Stored records:
+-------+

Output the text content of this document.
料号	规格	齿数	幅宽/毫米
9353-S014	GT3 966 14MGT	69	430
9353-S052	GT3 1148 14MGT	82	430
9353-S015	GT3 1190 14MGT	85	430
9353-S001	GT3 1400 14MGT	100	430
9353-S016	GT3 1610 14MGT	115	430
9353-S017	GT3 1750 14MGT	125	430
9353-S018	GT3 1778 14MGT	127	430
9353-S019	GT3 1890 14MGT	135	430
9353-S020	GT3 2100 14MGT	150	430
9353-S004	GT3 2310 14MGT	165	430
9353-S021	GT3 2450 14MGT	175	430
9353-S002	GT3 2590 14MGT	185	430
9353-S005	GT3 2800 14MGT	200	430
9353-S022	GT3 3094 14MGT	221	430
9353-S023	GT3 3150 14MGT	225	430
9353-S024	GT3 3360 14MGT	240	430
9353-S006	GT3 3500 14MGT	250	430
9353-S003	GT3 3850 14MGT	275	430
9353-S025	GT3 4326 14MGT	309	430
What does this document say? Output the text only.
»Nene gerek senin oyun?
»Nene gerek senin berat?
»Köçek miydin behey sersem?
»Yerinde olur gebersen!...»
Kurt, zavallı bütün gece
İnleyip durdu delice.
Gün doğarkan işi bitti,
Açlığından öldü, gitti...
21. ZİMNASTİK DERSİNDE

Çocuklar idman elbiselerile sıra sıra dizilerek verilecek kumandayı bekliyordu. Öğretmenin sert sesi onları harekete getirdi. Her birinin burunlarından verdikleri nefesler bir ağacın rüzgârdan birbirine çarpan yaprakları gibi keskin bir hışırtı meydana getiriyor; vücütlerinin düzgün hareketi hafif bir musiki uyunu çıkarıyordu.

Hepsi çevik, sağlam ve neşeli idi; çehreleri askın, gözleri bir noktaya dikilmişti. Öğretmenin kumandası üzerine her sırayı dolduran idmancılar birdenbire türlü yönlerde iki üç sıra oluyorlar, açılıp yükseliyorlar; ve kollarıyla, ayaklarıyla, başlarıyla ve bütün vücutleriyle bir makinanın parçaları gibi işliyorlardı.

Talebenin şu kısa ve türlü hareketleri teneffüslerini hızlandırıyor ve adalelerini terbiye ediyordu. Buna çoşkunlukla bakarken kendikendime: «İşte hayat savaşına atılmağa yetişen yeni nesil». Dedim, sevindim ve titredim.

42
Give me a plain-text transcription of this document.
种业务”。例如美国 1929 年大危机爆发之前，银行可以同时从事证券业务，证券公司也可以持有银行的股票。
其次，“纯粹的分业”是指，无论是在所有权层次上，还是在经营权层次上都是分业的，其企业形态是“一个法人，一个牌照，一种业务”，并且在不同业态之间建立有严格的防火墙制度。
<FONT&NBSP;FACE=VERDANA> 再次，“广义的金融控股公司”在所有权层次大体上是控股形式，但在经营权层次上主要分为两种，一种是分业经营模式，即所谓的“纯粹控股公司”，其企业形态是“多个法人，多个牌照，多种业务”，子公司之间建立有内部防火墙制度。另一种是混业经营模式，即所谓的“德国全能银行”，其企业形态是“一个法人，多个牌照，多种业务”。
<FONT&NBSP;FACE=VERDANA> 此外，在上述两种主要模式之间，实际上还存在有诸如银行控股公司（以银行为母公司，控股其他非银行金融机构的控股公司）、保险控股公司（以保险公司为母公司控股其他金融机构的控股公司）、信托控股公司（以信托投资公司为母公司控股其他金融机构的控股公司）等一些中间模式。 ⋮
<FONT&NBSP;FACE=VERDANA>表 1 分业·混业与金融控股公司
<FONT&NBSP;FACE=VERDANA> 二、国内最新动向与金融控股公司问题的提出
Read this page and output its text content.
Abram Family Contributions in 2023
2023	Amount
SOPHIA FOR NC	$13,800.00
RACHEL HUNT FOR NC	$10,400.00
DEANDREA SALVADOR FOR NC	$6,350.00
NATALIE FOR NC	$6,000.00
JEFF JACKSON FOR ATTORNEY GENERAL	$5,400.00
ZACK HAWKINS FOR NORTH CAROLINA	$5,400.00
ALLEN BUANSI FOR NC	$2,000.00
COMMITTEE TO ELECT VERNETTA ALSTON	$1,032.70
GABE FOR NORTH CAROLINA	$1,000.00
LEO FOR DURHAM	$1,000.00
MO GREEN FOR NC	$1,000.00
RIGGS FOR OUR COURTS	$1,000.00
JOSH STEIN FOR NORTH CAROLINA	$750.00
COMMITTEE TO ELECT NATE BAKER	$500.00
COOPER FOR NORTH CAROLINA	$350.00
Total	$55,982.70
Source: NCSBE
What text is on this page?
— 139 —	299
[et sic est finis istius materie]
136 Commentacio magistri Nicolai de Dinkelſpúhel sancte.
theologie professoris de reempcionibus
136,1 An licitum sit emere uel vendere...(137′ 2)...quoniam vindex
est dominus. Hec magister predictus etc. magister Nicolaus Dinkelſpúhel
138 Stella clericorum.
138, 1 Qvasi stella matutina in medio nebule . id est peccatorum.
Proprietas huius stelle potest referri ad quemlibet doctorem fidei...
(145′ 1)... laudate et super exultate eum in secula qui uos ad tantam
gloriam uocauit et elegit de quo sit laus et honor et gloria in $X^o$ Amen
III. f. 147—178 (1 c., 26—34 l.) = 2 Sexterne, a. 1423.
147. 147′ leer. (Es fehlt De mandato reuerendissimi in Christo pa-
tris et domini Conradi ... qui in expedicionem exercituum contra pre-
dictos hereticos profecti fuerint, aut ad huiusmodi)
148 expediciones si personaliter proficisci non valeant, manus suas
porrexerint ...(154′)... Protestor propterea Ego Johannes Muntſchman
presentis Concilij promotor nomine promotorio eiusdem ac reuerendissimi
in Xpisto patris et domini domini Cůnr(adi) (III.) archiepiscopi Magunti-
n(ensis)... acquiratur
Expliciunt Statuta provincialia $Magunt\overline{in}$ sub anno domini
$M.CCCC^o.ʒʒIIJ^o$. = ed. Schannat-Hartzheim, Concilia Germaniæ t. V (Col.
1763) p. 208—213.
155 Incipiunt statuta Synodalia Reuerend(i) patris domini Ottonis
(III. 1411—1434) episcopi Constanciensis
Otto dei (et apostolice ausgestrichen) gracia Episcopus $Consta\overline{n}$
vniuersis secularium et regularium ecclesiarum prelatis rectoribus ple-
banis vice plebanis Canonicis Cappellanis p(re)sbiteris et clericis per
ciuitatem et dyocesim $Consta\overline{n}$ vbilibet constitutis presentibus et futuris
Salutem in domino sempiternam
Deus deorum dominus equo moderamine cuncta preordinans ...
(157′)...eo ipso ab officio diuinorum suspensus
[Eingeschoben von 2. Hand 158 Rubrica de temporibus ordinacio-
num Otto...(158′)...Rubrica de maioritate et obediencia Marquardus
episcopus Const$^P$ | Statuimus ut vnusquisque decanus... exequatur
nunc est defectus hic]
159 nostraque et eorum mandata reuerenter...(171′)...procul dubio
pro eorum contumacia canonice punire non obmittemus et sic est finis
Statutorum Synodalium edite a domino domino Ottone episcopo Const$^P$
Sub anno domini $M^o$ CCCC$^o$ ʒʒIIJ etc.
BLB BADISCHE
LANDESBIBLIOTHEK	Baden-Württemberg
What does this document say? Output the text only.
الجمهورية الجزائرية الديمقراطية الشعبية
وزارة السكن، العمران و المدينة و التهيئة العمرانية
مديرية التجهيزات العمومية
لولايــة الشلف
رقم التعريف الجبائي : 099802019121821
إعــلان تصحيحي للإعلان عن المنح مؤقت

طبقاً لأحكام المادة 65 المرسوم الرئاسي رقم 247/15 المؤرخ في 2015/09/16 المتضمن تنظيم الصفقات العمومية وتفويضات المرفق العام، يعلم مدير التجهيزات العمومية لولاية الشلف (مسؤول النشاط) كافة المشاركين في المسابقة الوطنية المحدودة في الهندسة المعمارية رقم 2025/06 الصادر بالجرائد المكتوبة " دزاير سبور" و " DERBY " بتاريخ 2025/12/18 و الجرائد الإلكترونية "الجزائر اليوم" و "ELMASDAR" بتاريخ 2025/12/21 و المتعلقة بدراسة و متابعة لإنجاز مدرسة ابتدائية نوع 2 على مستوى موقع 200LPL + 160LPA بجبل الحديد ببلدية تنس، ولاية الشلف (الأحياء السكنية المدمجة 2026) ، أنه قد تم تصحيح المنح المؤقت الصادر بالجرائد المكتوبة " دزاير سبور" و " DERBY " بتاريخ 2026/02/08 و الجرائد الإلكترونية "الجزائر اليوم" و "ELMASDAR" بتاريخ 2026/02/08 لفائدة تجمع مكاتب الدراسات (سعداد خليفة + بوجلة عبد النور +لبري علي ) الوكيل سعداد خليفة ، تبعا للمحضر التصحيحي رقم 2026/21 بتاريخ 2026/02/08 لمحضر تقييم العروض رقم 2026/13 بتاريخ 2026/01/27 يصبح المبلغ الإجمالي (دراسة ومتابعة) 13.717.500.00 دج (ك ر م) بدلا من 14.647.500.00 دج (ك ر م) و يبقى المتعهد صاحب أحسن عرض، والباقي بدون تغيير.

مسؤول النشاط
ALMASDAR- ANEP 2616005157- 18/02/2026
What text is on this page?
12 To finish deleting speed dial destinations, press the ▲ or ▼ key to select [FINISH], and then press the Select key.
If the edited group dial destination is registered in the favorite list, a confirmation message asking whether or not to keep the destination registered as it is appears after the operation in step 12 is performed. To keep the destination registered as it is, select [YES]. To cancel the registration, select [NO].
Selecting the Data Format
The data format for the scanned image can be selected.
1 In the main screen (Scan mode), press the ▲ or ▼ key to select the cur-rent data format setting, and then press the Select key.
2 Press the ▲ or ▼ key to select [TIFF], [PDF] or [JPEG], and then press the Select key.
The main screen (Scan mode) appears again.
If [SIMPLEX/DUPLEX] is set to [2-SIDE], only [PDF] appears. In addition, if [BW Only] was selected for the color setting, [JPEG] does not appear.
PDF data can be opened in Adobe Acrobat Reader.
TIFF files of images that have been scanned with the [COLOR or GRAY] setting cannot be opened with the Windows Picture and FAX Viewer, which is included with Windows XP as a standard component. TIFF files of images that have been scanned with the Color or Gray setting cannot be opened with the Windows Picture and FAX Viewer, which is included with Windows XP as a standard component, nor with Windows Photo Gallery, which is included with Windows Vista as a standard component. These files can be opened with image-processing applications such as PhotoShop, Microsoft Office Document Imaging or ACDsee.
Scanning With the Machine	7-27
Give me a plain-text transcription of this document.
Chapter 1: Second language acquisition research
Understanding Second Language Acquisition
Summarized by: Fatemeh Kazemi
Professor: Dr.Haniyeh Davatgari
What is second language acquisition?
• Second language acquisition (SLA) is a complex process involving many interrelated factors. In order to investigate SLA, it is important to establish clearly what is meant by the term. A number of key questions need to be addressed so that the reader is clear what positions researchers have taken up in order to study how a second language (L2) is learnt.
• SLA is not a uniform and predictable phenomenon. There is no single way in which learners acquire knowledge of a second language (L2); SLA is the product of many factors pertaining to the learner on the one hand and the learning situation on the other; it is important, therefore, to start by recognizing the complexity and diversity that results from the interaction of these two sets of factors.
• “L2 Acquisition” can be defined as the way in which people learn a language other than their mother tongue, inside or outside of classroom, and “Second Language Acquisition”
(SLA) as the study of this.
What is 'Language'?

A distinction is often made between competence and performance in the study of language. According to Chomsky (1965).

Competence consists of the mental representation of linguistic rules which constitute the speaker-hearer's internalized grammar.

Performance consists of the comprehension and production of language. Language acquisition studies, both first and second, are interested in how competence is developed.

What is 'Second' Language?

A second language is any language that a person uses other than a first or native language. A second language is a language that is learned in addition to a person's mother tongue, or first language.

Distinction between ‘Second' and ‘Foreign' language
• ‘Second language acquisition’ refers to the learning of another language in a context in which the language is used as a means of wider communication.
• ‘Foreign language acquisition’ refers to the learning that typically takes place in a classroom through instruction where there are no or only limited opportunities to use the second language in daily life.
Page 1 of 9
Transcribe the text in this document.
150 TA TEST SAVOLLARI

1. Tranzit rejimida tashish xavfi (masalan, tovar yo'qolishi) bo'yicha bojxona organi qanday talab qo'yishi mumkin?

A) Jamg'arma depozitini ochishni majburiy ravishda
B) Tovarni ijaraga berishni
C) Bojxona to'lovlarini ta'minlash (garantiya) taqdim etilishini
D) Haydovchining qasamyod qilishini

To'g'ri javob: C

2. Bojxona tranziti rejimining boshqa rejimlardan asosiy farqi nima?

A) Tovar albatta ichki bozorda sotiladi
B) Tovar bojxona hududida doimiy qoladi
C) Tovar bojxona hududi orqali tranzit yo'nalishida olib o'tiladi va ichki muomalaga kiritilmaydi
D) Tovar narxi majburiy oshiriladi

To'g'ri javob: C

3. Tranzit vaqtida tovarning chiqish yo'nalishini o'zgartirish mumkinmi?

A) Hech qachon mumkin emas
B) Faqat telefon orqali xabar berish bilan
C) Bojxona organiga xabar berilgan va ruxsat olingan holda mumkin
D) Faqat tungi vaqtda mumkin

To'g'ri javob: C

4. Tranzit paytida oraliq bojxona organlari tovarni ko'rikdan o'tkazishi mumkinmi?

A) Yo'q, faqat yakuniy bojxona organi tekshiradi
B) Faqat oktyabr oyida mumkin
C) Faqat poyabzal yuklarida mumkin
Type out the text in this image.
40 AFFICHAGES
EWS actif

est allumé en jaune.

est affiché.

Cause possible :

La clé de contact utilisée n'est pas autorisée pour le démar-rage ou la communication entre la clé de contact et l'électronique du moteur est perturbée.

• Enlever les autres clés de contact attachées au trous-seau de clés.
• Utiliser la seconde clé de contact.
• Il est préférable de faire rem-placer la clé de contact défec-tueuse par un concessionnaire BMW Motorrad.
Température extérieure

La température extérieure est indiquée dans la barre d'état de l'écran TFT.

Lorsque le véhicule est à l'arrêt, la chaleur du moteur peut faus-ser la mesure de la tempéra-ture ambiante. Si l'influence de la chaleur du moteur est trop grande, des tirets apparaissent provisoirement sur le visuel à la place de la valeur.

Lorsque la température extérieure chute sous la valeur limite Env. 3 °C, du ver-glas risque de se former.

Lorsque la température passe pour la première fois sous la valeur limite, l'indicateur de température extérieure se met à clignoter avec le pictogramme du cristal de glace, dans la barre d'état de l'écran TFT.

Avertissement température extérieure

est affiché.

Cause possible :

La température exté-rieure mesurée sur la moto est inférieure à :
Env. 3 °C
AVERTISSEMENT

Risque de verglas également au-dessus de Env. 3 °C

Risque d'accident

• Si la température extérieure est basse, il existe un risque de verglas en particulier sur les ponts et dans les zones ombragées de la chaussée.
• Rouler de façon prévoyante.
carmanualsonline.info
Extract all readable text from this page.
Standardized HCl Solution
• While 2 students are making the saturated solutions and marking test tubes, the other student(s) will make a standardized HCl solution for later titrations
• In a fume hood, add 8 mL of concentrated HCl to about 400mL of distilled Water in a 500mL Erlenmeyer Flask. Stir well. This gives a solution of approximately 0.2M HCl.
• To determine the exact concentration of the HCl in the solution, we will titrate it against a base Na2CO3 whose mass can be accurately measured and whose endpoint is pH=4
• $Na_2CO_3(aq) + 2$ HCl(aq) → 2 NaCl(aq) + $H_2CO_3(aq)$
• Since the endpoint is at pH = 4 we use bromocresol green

+-------+

Supply the count of lines in the entries that contain the word "study", and nothing besides.

• [RESULT OF THIS EXERCISE]
3